» **Written task**
Return all lines below containing the word "xlabel".

(Rows from a dataset)
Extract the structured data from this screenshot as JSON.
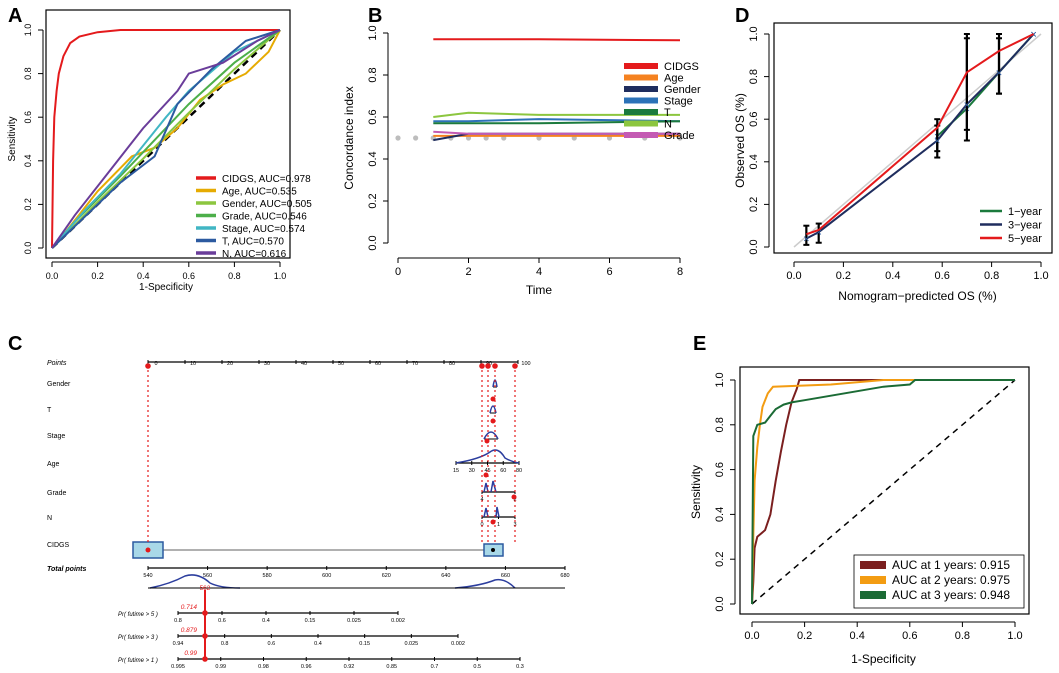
{
  "chart_data": [
    {
      "panel": "A",
      "type": "line",
      "xlabel": "1-Specificity",
      "ylabel": "Sensitivity",
      "xlim": [
        0,
        1
      ],
      "ylim": [
        0,
        1
      ],
      "xticks": [
        "0.0",
        "0.2",
        "0.4",
        "0.6",
        "0.8",
        "1.0"
      ],
      "yticks": [
        "0.0",
        "0.2",
        "0.4",
        "0.6",
        "0.8",
        "1.0"
      ],
      "legend_position": "bottom-right",
      "series": [
        {
          "name": "CIDGS, AUC=0.978",
          "color": "#e41a1c",
          "points": [
            [
              0,
              0
            ],
            [
              0.005,
              0.4
            ],
            [
              0.01,
              0.6
            ],
            [
              0.02,
              0.72
            ],
            [
              0.03,
              0.8
            ],
            [
              0.05,
              0.88
            ],
            [
              0.08,
              0.94
            ],
            [
              0.12,
              0.97
            ],
            [
              0.2,
              0.99
            ],
            [
              0.3,
              1.0
            ],
            [
              1,
              1
            ]
          ]
        },
        {
          "name": "Age, AUC=0.535",
          "color": "#e6ab02",
          "points": [
            [
              0,
              0
            ],
            [
              0.05,
              0.06
            ],
            [
              0.2,
              0.26
            ],
            [
              0.35,
              0.42
            ],
            [
              0.45,
              0.46
            ],
            [
              0.55,
              0.55
            ],
            [
              0.65,
              0.68
            ],
            [
              0.75,
              0.75
            ],
            [
              0.85,
              0.8
            ],
            [
              0.95,
              0.9
            ],
            [
              1,
              1
            ]
          ]
        },
        {
          "name": "Gender, AUC=0.505",
          "color": "#8cc63f",
          "points": [
            [
              0,
              0
            ],
            [
              0.2,
              0.21
            ],
            [
              0.4,
              0.41
            ],
            [
              0.6,
              0.62
            ],
            [
              0.8,
              0.82
            ],
            [
              1,
              1
            ]
          ]
        },
        {
          "name": "Grade, AUC=0.546",
          "color": "#4daf4a",
          "points": [
            [
              0,
              0
            ],
            [
              0.1,
              0.12
            ],
            [
              0.3,
              0.33
            ],
            [
              0.5,
              0.55
            ],
            [
              0.6,
              0.66
            ],
            [
              0.8,
              0.85
            ],
            [
              1,
              1
            ]
          ]
        },
        {
          "name": "Stage, AUC=0.574",
          "color": "#41b6c4",
          "points": [
            [
              0,
              0
            ],
            [
              0.15,
              0.18
            ],
            [
              0.3,
              0.34
            ],
            [
              0.5,
              0.6
            ],
            [
              0.6,
              0.72
            ],
            [
              0.8,
              0.9
            ],
            [
              1,
              1
            ]
          ]
        },
        {
          "name": "T, AUC=0.570",
          "color": "#2c5aa0",
          "points": [
            [
              0,
              0
            ],
            [
              0.3,
              0.3
            ],
            [
              0.45,
              0.42
            ],
            [
              0.55,
              0.66
            ],
            [
              0.7,
              0.82
            ],
            [
              0.85,
              0.95
            ],
            [
              1,
              1
            ]
          ]
        },
        {
          "name": "N, AUC=0.616",
          "color": "#6a3d9a",
          "points": [
            [
              0,
              0
            ],
            [
              0.1,
              0.15
            ],
            [
              0.25,
              0.35
            ],
            [
              0.4,
              0.55
            ],
            [
              0.55,
              0.72
            ],
            [
              0.6,
              0.8
            ],
            [
              0.75,
              0.85
            ],
            [
              0.9,
              0.95
            ],
            [
              1,
              1
            ]
          ]
        }
      ]
    },
    {
      "panel": "B",
      "type": "line",
      "xlabel": "Time",
      "ylabel": "Concordance index",
      "xlim": [
        0,
        8
      ],
      "ylim": [
        0,
        1
      ],
      "xticks": [
        "0",
        "2",
        "4",
        "6",
        "8"
      ],
      "yticks": [
        "0.0",
        "0.2",
        "0.4",
        "0.6",
        "0.8",
        "1.0"
      ],
      "legend_position": "top-right",
      "series": [
        {
          "name": "CIDGS",
          "color": "#e41a1c",
          "points": [
            [
              1,
              0.97
            ],
            [
              4,
              0.97
            ],
            [
              8,
              0.965
            ]
          ]
        },
        {
          "name": "Age",
          "color": "#f58220",
          "points": [
            [
              1,
              0.51
            ],
            [
              2,
              0.51
            ],
            [
              4,
              0.51
            ],
            [
              8,
              0.51
            ]
          ]
        },
        {
          "name": "Gender",
          "color": "#1f2d5e",
          "points": [
            [
              1,
              0.49
            ],
            [
              2,
              0.52
            ],
            [
              4,
              0.52
            ],
            [
              8,
              0.52
            ]
          ]
        },
        {
          "name": "Stage",
          "color": "#2c72b8",
          "points": [
            [
              1,
              0.58
            ],
            [
              2,
              0.58
            ],
            [
              4,
              0.59
            ],
            [
              8,
              0.58
            ]
          ]
        },
        {
          "name": "T",
          "color": "#1b7a3d",
          "points": [
            [
              1,
              0.57
            ],
            [
              2,
              0.57
            ],
            [
              4,
              0.57
            ],
            [
              8,
              0.58
            ]
          ]
        },
        {
          "name": "N",
          "color": "#8cc63f",
          "points": [
            [
              1,
              0.6
            ],
            [
              2,
              0.62
            ],
            [
              4,
              0.61
            ],
            [
              8,
              0.61
            ]
          ]
        },
        {
          "name": "Grade",
          "color": "#c45ab3",
          "points": [
            [
              1,
              0.53
            ],
            [
              2,
              0.52
            ],
            [
              4,
              0.52
            ],
            [
              8,
              0.52
            ]
          ]
        }
      ],
      "reference": {
        "value": 0.5,
        "x": [
          0,
          0.5,
          1,
          1.5,
          2,
          2.5,
          3,
          4,
          5,
          6,
          7,
          8
        ]
      }
    },
    {
      "panel": "D",
      "type": "line",
      "xlabel": "Nomogram−predicted OS (%)",
      "ylabel": "Observed OS (%)",
      "xlim": [
        0,
        1
      ],
      "ylim": [
        0,
        1
      ],
      "xticks": [
        "0.0",
        "0.2",
        "0.4",
        "0.6",
        "0.8",
        "1.0"
      ],
      "yticks": [
        "0.0",
        "0.2",
        "0.4",
        "0.6",
        "0.8",
        "1.0"
      ],
      "legend_position": "bottom-right",
      "series": [
        {
          "name": "1−year",
          "color": "#1b7a3d",
          "points": [
            [
              0.58,
              0.52
            ],
            [
              0.7,
              0.65
            ],
            [
              0.83,
              0.82
            ],
            [
              0.97,
              1.0
            ]
          ],
          "errors": [
            [
              0.58,
              0.45,
              0.6
            ],
            [
              0.7,
              0.55,
              0.98
            ],
            [
              0.83,
              0.72,
              0.98
            ]
          ]
        },
        {
          "name": "3−year",
          "color": "#1f2d5e",
          "points": [
            [
              0.05,
              0.04
            ],
            [
              0.1,
              0.07
            ],
            [
              0.58,
              0.5
            ],
            [
              0.7,
              0.67
            ],
            [
              0.83,
              0.82
            ],
            [
              0.97,
              1.0
            ]
          ],
          "errors": [
            [
              0.05,
              0.01,
              0.1
            ],
            [
              0.1,
              0.02,
              0.11
            ],
            [
              0.58,
              0.42,
              0.57
            ],
            [
              0.7,
              0.5,
              1.0
            ],
            [
              0.83,
              0.72,
              1.0
            ]
          ]
        },
        {
          "name": "5−year",
          "color": "#e41a1c",
          "points": [
            [
              0.05,
              0.06
            ],
            [
              0.1,
              0.08
            ],
            [
              0.58,
              0.56
            ],
            [
              0.7,
              0.82
            ],
            [
              0.83,
              0.92
            ],
            [
              0.97,
              1.0
            ]
          ]
        }
      ]
    },
    {
      "panel": "E",
      "type": "line",
      "xlabel": "1-Specificity",
      "ylabel": "Sensitivity",
      "xlim": [
        0,
        1
      ],
      "ylim": [
        0,
        1
      ],
      "xticks": [
        "0.0",
        "0.2",
        "0.4",
        "0.6",
        "0.8",
        "1.0"
      ],
      "yticks": [
        "0.0",
        "0.2",
        "0.4",
        "0.6",
        "0.8",
        "1.0"
      ],
      "legend_position": "bottom-right",
      "series": [
        {
          "name": "AUC at 1 years: 0.915",
          "color": "#7b1f1f",
          "points": [
            [
              0,
              0
            ],
            [
              0.005,
              0.1
            ],
            [
              0.01,
              0.25
            ],
            [
              0.02,
              0.3
            ],
            [
              0.05,
              0.33
            ],
            [
              0.07,
              0.4
            ],
            [
              0.09,
              0.55
            ],
            [
              0.11,
              0.68
            ],
            [
              0.13,
              0.8
            ],
            [
              0.15,
              0.9
            ],
            [
              0.17,
              0.96
            ],
            [
              0.18,
              1.0
            ],
            [
              1,
              1
            ]
          ]
        },
        {
          "name": "AUC at 2 years: 0.975",
          "color": "#f39c12",
          "points": [
            [
              0,
              0
            ],
            [
              0.005,
              0.3
            ],
            [
              0.01,
              0.55
            ],
            [
              0.02,
              0.7
            ],
            [
              0.03,
              0.8
            ],
            [
              0.04,
              0.88
            ],
            [
              0.06,
              0.94
            ],
            [
              0.08,
              0.97
            ],
            [
              0.3,
              0.98
            ],
            [
              0.5,
              1.0
            ],
            [
              1,
              1
            ]
          ]
        },
        {
          "name": "AUC at 3 years: 0.948",
          "color": "#1b6b35",
          "points": [
            [
              0,
              0
            ],
            [
              0.005,
              0.75
            ],
            [
              0.02,
              0.8
            ],
            [
              0.05,
              0.81
            ],
            [
              0.07,
              0.84
            ],
            [
              0.09,
              0.87
            ],
            [
              0.12,
              0.89
            ],
            [
              0.15,
              0.9
            ],
            [
              0.2,
              0.91
            ],
            [
              0.3,
              0.93
            ],
            [
              0.4,
              0.95
            ],
            [
              0.5,
              0.97
            ],
            [
              0.6,
              0.98
            ],
            [
              0.62,
              1.0
            ],
            [
              1,
              1
            ]
          ]
        }
      ]
    },
    {
      "panel": "C",
      "type": "nomogram",
      "rows": [
        {
          "label": "Points",
          "ticks": [
            "0",
            "10",
            "20",
            "30",
            "40",
            "50",
            "60",
            "70",
            "80",
            "90",
            "100"
          ]
        },
        {
          "label": "Gender",
          "ticks": []
        },
        {
          "label": "T",
          "ticks": []
        },
        {
          "label": "Stage",
          "ticks": []
        },
        {
          "label": "Age",
          "ticks": [
            "15",
            "30",
            "45",
            "60",
            "80"
          ]
        },
        {
          "label": "Grade",
          "ticks": [
            "4",
            "2"
          ]
        },
        {
          "label": "N",
          "ticks": [
            "0",
            "1",
            "3"
          ]
        },
        {
          "label": "CIDGS",
          "ticks": [
            "low",
            "high"
          ]
        },
        {
          "label": "Total points",
          "ticks": [
            "540",
            "560",
            "580",
            "600",
            "620",
            "640",
            "660",
            "680"
          ]
        },
        {
          "label": "Pr( futime > 5 )",
          "ticks": [
            "0.8",
            "0.6",
            "0.4",
            "0.15",
            "0.025",
            "0.002"
          ],
          "marker": "0.714"
        },
        {
          "label": "Pr( futime > 3 )",
          "ticks": [
            "0.94",
            "0.8",
            "0.6",
            "0.4",
            "0.15",
            "0.025",
            "0.002"
          ],
          "marker": "0.879"
        },
        {
          "label": "Pr( futime > 1 )",
          "ticks": [
            "0.995",
            "0.99",
            "0.98",
            "0.96",
            "0.92",
            "0.85",
            "0.7",
            "0.5",
            "0.3"
          ],
          "marker": "0.99"
        }
      ],
      "total_marker": "562"
    }
  ],
  "panel_labels": [
    "A",
    "B",
    "C",
    "D",
    "E"
  ]
}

» **Answer to this task**
      "xlabel": "1-Specificity",
      "xlabel": "Time",
      "xlabel": "Nomogram−predicted OS (%)",
      "xlabel": "1-Specificity",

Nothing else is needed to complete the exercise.